START Material shown
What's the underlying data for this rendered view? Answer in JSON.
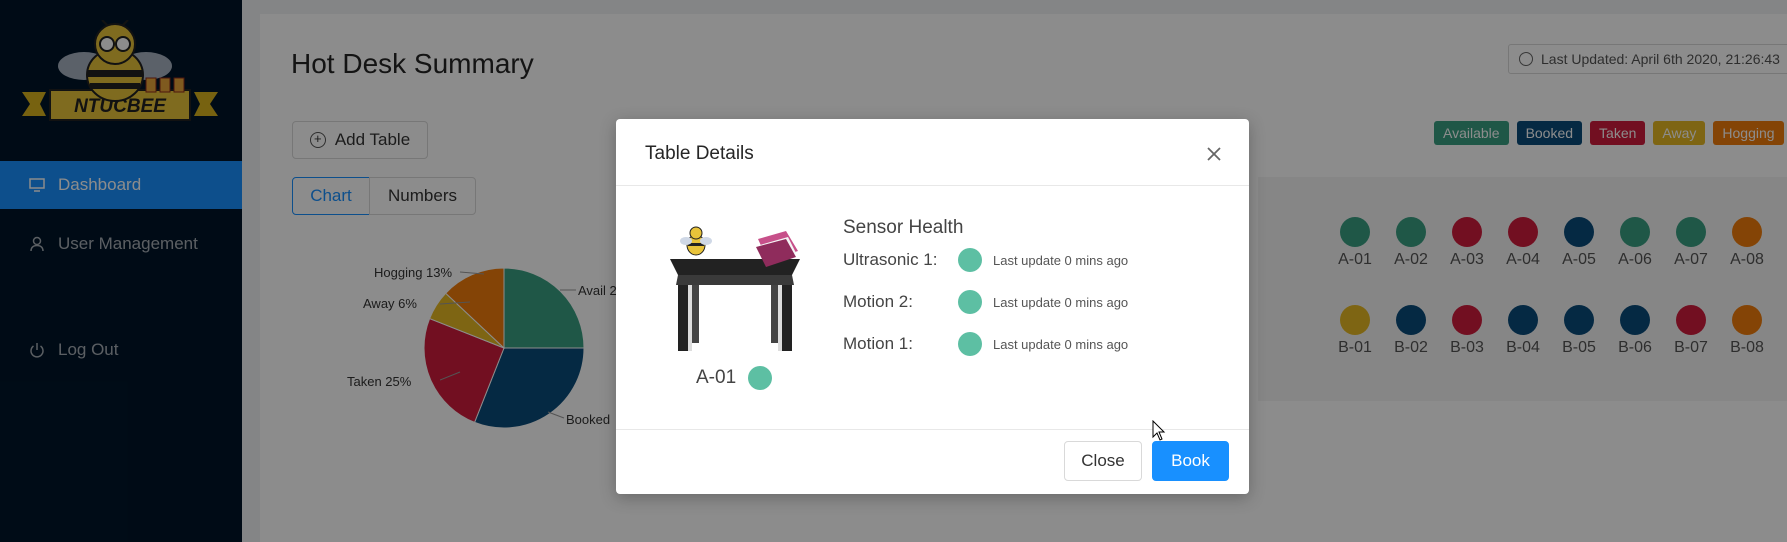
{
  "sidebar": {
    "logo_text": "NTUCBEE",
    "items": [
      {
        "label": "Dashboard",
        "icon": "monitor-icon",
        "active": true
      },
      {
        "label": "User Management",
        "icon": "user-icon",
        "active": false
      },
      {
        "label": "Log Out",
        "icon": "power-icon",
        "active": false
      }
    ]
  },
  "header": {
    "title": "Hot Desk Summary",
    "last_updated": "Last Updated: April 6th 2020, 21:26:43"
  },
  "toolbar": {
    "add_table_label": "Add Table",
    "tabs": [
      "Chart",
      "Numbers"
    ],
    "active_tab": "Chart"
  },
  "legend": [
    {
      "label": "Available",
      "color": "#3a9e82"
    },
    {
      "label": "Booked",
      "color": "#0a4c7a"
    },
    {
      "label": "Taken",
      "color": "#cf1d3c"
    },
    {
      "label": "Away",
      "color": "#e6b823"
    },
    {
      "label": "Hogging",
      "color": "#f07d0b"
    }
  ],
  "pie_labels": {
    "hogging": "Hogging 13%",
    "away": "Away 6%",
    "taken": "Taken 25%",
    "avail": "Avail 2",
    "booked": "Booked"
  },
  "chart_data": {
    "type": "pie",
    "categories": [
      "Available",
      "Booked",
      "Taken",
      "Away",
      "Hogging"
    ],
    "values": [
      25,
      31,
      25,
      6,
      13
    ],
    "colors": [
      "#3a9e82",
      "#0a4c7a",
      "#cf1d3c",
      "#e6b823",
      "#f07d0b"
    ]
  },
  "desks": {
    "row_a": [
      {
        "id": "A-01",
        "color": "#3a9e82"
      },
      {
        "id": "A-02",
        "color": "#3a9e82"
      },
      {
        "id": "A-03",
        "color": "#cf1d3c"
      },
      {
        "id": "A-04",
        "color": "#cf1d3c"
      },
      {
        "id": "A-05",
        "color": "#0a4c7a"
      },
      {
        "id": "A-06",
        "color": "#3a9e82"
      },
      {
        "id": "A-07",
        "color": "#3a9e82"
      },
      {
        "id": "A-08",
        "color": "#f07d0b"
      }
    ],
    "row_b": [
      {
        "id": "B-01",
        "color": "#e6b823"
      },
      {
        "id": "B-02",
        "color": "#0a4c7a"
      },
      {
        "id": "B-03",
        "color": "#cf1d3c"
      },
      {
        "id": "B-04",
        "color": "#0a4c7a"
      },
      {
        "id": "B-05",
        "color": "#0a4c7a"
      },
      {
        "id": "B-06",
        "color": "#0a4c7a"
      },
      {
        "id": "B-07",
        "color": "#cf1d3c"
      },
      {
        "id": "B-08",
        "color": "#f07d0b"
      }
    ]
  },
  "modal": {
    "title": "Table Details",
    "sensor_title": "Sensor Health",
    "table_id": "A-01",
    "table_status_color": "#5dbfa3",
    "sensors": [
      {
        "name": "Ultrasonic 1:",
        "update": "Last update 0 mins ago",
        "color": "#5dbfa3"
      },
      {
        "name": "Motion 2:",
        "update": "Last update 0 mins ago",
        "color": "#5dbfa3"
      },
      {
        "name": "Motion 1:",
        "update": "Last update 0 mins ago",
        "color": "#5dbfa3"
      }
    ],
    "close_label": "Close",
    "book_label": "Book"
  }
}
END Material shown
START Material shown
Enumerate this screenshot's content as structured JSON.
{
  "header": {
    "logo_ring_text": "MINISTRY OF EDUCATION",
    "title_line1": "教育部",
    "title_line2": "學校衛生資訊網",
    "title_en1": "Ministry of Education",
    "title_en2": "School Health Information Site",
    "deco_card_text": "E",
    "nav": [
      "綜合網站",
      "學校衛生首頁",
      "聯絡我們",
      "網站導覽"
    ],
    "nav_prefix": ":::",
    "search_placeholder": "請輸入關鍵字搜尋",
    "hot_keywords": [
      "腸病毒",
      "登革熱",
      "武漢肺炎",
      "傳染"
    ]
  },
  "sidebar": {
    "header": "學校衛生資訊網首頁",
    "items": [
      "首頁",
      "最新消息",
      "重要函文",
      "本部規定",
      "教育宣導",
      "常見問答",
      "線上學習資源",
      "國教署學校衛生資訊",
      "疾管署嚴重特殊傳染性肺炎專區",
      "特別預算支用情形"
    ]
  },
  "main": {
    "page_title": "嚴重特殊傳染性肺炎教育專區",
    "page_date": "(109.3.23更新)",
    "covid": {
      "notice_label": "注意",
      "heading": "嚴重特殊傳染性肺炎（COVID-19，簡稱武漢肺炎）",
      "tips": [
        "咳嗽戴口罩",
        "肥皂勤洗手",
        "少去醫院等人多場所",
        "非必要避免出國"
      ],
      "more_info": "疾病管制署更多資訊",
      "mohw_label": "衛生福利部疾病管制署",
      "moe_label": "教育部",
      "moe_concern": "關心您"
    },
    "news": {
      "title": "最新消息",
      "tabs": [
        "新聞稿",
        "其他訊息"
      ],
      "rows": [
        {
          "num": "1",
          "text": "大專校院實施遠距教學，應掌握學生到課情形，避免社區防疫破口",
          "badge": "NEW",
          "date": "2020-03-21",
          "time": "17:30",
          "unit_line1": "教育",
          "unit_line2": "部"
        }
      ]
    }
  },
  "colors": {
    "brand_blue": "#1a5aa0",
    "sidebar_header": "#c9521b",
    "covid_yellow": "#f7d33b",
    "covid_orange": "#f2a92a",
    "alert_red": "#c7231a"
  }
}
END Material shown
■ What the task asks ■
Say how many lines in the records above hold "this", and give no other text.

■ Solution below ■
2